====== Given data

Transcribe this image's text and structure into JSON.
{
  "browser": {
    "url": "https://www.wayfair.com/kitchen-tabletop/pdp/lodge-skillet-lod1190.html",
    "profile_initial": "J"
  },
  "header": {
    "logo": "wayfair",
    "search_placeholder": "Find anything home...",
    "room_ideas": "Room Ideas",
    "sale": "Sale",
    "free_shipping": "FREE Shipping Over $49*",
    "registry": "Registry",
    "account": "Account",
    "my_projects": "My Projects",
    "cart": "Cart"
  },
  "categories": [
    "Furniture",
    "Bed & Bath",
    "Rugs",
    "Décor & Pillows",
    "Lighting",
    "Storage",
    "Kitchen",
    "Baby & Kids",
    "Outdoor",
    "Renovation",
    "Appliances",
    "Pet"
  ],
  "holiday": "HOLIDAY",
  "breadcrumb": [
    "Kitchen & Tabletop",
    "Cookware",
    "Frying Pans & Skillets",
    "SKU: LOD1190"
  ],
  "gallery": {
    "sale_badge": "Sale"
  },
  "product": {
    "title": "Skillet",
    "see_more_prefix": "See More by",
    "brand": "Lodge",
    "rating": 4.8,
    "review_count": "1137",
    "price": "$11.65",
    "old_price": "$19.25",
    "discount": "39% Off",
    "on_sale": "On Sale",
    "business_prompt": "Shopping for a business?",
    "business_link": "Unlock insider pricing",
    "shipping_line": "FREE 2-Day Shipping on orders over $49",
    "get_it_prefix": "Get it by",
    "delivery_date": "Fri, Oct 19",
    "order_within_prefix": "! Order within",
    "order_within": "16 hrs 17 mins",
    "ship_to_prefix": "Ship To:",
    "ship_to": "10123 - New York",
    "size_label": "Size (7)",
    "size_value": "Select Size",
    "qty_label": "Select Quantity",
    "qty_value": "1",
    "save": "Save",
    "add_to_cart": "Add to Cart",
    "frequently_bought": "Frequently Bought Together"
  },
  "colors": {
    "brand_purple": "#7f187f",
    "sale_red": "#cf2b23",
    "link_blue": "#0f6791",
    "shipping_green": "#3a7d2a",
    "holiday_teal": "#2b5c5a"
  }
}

============

Take the listing above and set it down exactly.

Transcribe this image's text and structure into JSON.
{
  "browser": {
    "url": "https://www.wayfair.com/kitchen-tabletop/pdp/lodge-skillet-lod1190.html",
    "profile_initial": "J"
  },
  "header": {
    "logo": "wayfair",
    "search_placeholder": "Find anything home...",
    "room_ideas": "Room Ideas",
    "sale": "Sale",
    "free_shipping": "FREE Shipping Over $49*",
    "registry": "Registry",
    "account": "Account",
    "my_projects": "My Projects",
    "cart": "Cart"
  },
  "categories": [
    "Furniture",
    "Bed & Bath",
    "Rugs",
    "Décor & Pillows",
    "Lighting",
    "Storage",
    "Kitchen",
    "Baby & Kids",
    "Outdoor",
    "Renovation",
    "Appliances",
    "Pet"
  ],
  "holiday": "HOLIDAY",
  "breadcrumb": [
    "Kitchen & Tabletop",
    "Cookware",
    "Frying Pans & Skillets",
    "SKU: LOD1190"
  ],
  "gallery": {
    "sale_badge": "Sale"
  },
  "product": {
    "title": "Skillet",
    "see_more_prefix": "See More by",
    "brand": "Lodge",
    "rating": 4.8,
    "review_count": "1137",
    "price": "$11.65",
    "old_price": "$19.25",
    "discount": "39% Off",
    "on_sale": "On Sale",
    "business_prompt": "Shopping for a business?",
    "business_link": "Unlock insider pricing",
    "shipping_line": "FREE 2-Day Shipping on orders over $49",
    "get_it_prefix": "Get it by",
    "delivery_date": "Fri, Oct 19",
    "order_within_prefix": "! Order within",
    "order_within": "16 hrs 17 mins",
    "ship_to_prefix": "Ship To:",
    "ship_to": "10123 - New York",
    "size_label": "Size (7)",
    "size_value": "Select Size",
    "qty_label": "Select Quantity",
    "qty_value": "1",
    "save": "Save",
    "add_to_cart": "Add to Cart",
    "frequently_bought": "Frequently Bought Together"
  },
  "colors": {
    "brand_purple": "#7f187f",
    "sale_red": "#cf2b23",
    "link_blue": "#0f6791",
    "shipping_green": "#3a7d2a",
    "holiday_teal": "#2b5c5a"
  }
}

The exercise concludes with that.